From the data that follows, copy every line holding the string "يحيى".

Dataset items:

***

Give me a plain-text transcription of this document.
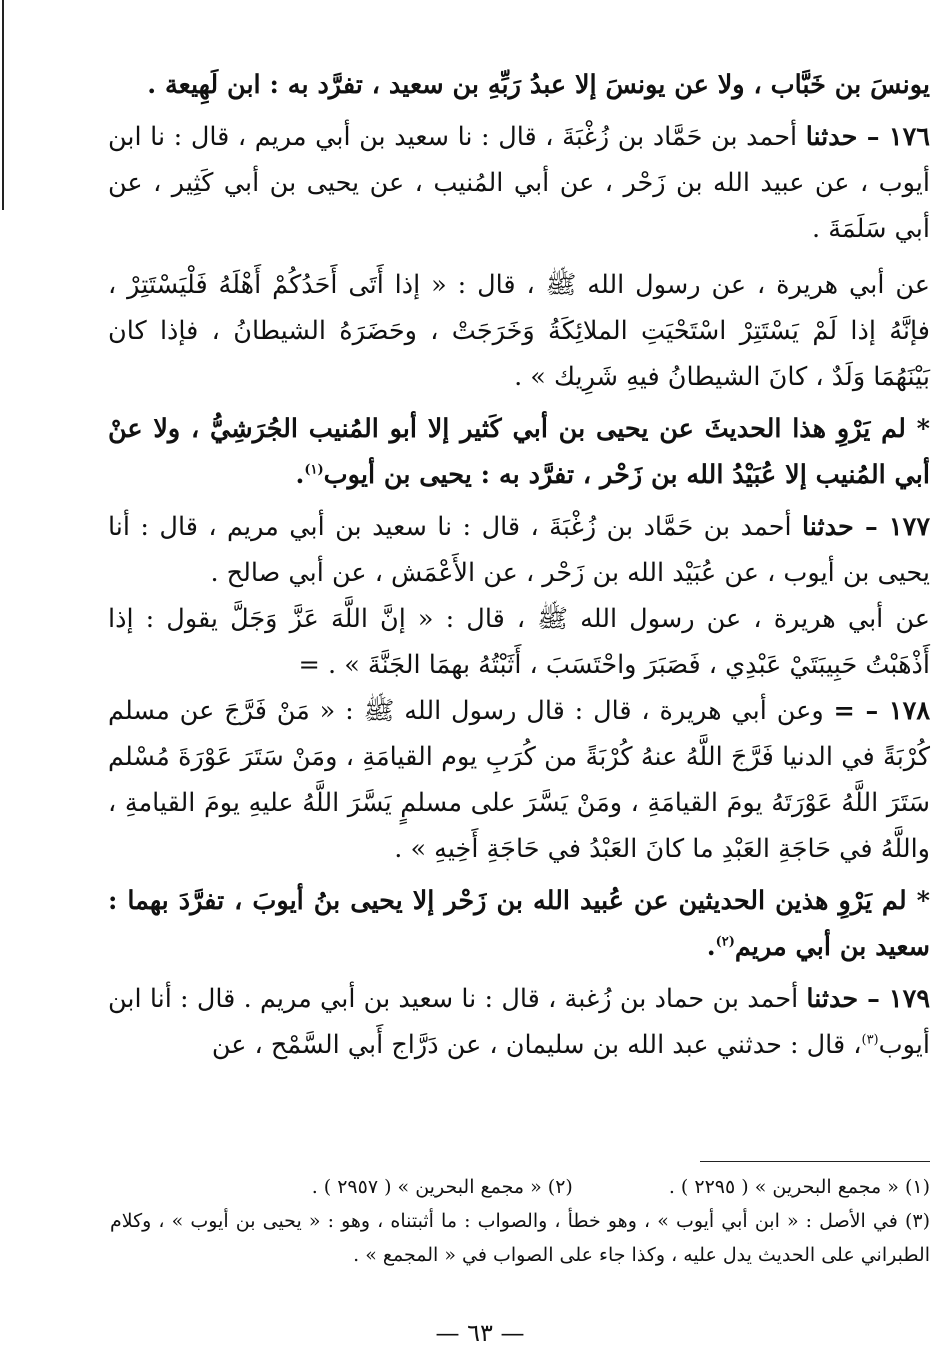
يونسَ بن خَبَّاب ، ولا عن يونسَ إلا عبدُ رَبِّهِ بن سعيد ، تفرَّد به : ابن لَهِيعة .

١٧٦ – حدثنا أحمد بن حَمَّاد بن زُغْبَةَ ، قال : نا سعيد بن أبي مريم ، قال : نا ابن أيوب ، عن عبيد الله بن زَحْر ، عن أبي المُنيب ، عن يحيى بن أبي كَثِير ، عن أبي سَلَمَةَ .

عن أبي هريرة ، عن رسول الله ﷺ ، قال : « إذا أَتَى أَحَدُكُمْ أَهْلَهُ فَلْيَسْتَتِرْ ، فإنَّهُ إذا لَمْ يَسْتَتِرْ اسْتَحْيَتِ الملائِكَةُ وَخَرَجَتْ ، وحَضَرَهُ الشيطانُ ، فإذا كان بَيْنَهُمَا وَلَدٌ ، كانَ الشيطانُ فيهِ شَرِيك » .

* لم يَرْوِ هذا الحديثَ عن يحيى بن أبي كَثير إلا أبو المُنيب الجُرَشِيُّ ، ولا عنْ أبي المُنيب إلا عُبَيْدُ الله بن زَحْر ، تفرَّد به : يحيى بن أيوب$^{(١)}$.

١٧٧ – حدثنا أحمد بن حَمَّاد بن زُغْبَةَ ، قال : نا سعيد بن أبي مريم ، قال : أنا يحيى بن أيوب ، عن عُبَيْد الله بن زَحْر ، عن الأَعْمَش ، عن أبي صالح .

عن أبي هريرة ، عن رسول الله ﷺ ، قال : « إنَّ اللَّهَ عَزَّ وَجَلَّ يقول : إذا أَذْهَبْتُ حَبِيبَتَيْ عَبْدِي ، فَصَبَرَ واحْتَسَبَ ، أَثَبْتُهُ بهمَا الجَنَّةَ » . =

١٧٨ – = وعن أبي هريرة ، قال : قال رسول الله ﷺ : « مَنْ فَرَّجَ عن مسلم كُرْبَةً في الدنيا فَرَّجَ اللَّهُ عنهُ كُرْبَةً من كُرَبِ يوم القيامَةِ ، ومَنْ سَتَرَ عَوْرَةَ مُسْلم سَتَرَ اللَّهُ عَوْرَتَهُ يومَ القيامَةِ ، ومَنْ يَسَّرَ على مسلمٍ يَسَّرَ اللَّهُ عليهِ يومَ القيامةِ ، واللَّهُ في حَاجَةِ العَبْدِ ما كانَ العَبْدُ في حَاجَةِ أَخِيهِ » .

* لم يَرْوِ هذين الحديثين عن عُبيد الله بن زَحْر إلا يحيى بنُ أيوبَ ، تفرَّدَ بهما : سعيد بن أبي مريم$^{(٢)}$.

١٧٩ – حدثنا أحمد بن حماد بن زُغبة ، قال : نا سعيد بن أبي مريم . قال : أنا ابن أيوب$^{(٣)}$، قال : حدثني عبد الله بن سليمان ، عن دَرَّاج أَبي السَّمْح ، عن

(١) « مجمع البحرين » ( ٢٢٩٥ ) .

(٢) « مجمع البحرين » ( ٢٩٥٧ ) .

(٣) في الأصل : « ابن أبي أيوب » ، وهو خطأ ، والصواب : ما أثبتناه ، وهو : « يحيى بن أيوب » ، وكلام الطبراني على الحديث يدل عليه ، وكذا جاء على الصواب في « المجمع » .

— ٦٣ —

***

● **RESULT FOR THIS EXERCISE**:
١٧٦ – حدثنا أحمد بن حَمَّاد بن زُغْبَةَ ، قال : نا سعيد بن أبي مريم ، قال : نا ابن أيوب ، عن عبيد الله بن زَحْر ، عن أبي المُنيب ، عن يحيى بن أبي كَثِير ، عن أبي سَلَمَةَ .
* لم يَرْوِ هذا الحديثَ عن يحيى بن أبي كَثير إلا أبو المُنيب الجُرَشِيُّ ، ولا عنْ أبي المُنيب إلا عُبَيْدُ الله بن زَحْر ، تفرَّد به : يحيى بن أيوب$^{(١)}$.
١٧٧ – حدثنا أحمد بن حَمَّاد بن زُغْبَةَ ، قال : نا سعيد بن أبي مريم ، قال : أنا يحيى بن أيوب ، عن عُبَيْد الله بن زَحْر ، عن الأَعْمَش ، عن أبي صالح .
* لم يَرْوِ هذين الحديثين عن عُبيد الله بن زَحْر إلا يحيى بنُ أيوبَ ، تفرَّدَ بهما : سعيد بن أبي مريم$^{(٢)}$.
(٣) في الأصل : « ابن أبي أيوب » ، وهو خطأ ، والصواب : ما أثبتناه ، وهو : « يحيى بن أيوب » ، وكلام الطبراني على الحديث يدل عليه ، وكذا جاء على الصواب في « المجمع » .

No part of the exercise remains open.